- _EXERCISE OBJECTIVE_: Pick out every line of the entries below where "tienen" occurs, and copy those lines.

- _DATA FOR THIS TASK_:
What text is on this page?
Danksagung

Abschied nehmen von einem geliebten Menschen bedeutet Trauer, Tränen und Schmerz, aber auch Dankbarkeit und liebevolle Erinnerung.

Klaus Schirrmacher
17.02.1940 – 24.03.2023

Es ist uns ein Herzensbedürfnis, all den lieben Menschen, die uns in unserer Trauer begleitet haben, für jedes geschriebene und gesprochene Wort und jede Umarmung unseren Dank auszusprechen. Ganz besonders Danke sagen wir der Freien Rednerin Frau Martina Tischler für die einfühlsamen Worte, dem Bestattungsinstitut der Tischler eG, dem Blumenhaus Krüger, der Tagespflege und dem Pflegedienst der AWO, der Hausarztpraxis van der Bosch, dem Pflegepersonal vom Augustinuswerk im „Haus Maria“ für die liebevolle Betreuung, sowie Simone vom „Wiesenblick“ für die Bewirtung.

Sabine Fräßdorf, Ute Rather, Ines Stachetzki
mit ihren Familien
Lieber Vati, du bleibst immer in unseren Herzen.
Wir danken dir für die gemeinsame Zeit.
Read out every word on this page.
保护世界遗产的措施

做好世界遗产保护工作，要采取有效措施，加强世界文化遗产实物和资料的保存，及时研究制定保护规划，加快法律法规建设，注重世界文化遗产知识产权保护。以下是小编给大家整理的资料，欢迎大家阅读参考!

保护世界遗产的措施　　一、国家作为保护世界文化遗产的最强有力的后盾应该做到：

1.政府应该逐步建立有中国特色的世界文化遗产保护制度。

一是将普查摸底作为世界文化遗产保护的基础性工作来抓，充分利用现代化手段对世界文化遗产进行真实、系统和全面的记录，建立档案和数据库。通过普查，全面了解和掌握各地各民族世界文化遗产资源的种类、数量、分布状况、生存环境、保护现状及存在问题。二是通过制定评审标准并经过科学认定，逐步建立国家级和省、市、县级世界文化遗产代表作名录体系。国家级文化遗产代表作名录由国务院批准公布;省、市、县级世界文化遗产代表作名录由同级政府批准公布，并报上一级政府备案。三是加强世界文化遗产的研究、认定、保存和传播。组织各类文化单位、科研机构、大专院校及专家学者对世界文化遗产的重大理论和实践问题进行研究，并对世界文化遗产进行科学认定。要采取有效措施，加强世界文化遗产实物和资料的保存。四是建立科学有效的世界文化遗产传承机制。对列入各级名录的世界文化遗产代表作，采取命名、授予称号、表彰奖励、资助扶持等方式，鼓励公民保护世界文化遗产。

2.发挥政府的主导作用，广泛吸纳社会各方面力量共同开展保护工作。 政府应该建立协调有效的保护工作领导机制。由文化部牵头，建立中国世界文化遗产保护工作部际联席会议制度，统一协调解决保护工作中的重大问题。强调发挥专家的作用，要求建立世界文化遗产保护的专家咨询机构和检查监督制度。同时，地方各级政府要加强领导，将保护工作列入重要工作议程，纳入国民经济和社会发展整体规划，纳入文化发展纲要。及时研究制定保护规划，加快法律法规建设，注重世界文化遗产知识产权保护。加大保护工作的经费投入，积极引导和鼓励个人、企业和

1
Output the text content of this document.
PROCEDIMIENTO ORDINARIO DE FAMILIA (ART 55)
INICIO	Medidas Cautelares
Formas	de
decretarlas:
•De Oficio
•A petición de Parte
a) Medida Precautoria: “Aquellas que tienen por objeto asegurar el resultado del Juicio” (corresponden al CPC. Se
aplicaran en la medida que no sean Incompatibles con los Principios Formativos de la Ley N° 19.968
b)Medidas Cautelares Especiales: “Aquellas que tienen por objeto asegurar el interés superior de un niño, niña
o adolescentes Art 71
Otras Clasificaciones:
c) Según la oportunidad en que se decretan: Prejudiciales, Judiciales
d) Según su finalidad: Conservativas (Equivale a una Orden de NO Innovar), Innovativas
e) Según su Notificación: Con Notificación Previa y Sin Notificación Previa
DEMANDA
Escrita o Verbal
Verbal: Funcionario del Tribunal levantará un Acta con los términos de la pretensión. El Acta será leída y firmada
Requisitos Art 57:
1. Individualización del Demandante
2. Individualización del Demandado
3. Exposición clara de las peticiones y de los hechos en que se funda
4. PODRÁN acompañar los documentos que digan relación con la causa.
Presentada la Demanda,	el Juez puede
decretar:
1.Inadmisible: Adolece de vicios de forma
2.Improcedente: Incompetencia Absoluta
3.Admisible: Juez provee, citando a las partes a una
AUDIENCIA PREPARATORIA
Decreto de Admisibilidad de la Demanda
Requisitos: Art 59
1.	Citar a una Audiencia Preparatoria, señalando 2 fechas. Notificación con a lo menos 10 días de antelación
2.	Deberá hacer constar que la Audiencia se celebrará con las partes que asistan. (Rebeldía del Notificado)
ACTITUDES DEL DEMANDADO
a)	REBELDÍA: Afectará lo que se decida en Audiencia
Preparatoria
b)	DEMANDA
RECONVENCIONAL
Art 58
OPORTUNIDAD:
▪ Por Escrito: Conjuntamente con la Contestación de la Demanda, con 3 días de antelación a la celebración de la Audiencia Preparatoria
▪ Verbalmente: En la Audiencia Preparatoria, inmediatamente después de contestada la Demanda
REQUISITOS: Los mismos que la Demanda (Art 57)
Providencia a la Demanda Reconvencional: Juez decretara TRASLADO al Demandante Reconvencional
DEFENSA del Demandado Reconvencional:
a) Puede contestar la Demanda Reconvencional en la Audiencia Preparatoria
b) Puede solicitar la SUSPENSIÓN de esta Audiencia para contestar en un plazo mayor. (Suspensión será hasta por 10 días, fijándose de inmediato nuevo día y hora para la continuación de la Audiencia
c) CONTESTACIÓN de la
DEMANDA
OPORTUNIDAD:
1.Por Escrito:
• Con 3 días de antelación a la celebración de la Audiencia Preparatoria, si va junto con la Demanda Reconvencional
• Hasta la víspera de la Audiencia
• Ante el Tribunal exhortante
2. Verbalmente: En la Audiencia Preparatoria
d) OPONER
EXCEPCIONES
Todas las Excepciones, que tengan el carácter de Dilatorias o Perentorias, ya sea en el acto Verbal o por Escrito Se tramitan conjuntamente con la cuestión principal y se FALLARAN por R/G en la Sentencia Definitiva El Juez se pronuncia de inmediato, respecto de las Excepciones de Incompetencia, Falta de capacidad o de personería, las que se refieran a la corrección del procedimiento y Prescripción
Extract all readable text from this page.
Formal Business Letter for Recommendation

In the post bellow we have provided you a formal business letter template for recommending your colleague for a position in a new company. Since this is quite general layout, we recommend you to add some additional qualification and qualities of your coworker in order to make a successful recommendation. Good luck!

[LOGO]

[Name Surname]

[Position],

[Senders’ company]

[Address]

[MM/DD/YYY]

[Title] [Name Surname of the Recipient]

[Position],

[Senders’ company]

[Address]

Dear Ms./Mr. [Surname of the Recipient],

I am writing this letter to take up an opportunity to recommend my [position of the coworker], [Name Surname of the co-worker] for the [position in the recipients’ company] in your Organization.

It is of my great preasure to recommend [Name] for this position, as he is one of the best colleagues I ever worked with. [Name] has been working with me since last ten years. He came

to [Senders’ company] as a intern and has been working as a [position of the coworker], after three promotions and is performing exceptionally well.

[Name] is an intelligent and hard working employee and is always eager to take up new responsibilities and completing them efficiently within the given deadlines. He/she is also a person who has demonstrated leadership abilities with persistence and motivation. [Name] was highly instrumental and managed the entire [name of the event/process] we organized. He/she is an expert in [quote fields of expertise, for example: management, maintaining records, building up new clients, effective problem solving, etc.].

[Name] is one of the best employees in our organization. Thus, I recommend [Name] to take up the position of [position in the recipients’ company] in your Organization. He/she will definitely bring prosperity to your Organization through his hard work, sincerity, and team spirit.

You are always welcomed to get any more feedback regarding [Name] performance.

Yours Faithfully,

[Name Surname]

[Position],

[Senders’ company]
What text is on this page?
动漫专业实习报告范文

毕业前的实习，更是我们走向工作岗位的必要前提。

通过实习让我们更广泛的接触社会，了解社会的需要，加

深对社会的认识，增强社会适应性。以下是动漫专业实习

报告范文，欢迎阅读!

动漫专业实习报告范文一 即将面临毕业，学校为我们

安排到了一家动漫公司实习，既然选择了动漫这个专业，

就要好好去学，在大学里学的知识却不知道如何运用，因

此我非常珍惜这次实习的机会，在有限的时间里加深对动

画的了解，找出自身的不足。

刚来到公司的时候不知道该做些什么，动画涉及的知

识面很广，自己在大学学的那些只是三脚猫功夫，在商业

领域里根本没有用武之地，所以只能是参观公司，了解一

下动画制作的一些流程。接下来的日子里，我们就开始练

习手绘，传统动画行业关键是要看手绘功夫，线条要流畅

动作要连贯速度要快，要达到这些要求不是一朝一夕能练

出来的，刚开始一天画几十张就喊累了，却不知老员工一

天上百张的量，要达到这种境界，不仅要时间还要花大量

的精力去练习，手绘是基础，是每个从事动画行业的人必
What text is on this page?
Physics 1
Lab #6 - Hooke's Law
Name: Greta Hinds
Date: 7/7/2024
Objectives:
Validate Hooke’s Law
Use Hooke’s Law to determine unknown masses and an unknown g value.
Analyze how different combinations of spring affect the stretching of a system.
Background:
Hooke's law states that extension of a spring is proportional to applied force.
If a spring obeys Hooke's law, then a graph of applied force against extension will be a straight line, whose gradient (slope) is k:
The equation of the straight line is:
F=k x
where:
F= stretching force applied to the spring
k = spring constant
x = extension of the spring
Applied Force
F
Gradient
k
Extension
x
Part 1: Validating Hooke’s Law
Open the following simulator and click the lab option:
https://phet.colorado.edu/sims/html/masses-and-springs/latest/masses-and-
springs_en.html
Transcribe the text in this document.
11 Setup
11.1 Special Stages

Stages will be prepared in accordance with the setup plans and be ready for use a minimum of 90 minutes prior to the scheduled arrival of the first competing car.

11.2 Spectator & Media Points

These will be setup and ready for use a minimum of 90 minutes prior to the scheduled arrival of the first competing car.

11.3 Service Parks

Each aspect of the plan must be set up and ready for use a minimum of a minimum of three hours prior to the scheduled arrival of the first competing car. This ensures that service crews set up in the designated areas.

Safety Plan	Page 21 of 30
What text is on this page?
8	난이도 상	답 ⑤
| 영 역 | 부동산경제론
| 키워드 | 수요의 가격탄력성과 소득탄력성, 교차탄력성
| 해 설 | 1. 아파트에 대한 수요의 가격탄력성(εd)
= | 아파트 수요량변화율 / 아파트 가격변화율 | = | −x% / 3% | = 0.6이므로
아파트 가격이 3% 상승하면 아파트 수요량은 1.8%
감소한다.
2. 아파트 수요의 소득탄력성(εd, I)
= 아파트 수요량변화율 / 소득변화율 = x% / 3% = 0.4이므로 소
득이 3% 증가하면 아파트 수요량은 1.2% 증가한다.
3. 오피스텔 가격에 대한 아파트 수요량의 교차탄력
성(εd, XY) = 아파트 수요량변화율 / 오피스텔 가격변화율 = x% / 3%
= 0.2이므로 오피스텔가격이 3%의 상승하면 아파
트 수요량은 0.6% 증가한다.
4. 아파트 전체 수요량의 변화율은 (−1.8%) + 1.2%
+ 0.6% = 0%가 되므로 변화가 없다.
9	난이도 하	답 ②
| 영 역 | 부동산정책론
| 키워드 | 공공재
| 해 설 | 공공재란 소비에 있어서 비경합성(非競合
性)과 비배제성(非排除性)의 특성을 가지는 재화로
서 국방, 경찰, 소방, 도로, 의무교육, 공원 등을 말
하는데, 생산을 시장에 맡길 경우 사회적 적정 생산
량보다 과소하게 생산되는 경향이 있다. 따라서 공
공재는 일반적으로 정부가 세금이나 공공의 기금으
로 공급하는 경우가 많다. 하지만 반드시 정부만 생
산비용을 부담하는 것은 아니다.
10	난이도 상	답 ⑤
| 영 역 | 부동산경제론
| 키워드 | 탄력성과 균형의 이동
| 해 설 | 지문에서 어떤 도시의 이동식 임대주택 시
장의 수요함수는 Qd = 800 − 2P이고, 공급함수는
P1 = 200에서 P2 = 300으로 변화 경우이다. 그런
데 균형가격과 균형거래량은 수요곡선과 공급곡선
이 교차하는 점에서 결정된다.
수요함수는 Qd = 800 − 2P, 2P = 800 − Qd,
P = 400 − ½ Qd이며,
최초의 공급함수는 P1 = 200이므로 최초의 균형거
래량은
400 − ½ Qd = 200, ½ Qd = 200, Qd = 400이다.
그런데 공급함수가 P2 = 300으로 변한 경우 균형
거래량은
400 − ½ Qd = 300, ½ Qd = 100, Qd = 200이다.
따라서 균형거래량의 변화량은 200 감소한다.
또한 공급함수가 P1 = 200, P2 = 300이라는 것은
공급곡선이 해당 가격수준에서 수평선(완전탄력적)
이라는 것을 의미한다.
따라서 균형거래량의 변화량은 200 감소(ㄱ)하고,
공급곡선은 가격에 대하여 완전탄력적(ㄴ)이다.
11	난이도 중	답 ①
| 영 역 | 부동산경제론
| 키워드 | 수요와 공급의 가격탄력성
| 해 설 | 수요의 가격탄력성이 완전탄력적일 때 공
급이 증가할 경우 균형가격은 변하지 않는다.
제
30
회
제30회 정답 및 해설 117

- _ANSWER IN FULL_:
a) Medida Precautoria: “Aquellas que tienen por objeto asegurar el resultado del Juicio” (corresponden al CPC. Se
b)Medidas Cautelares Especiales: “Aquellas que tienen por objeto asegurar el interés superior de un niño, niña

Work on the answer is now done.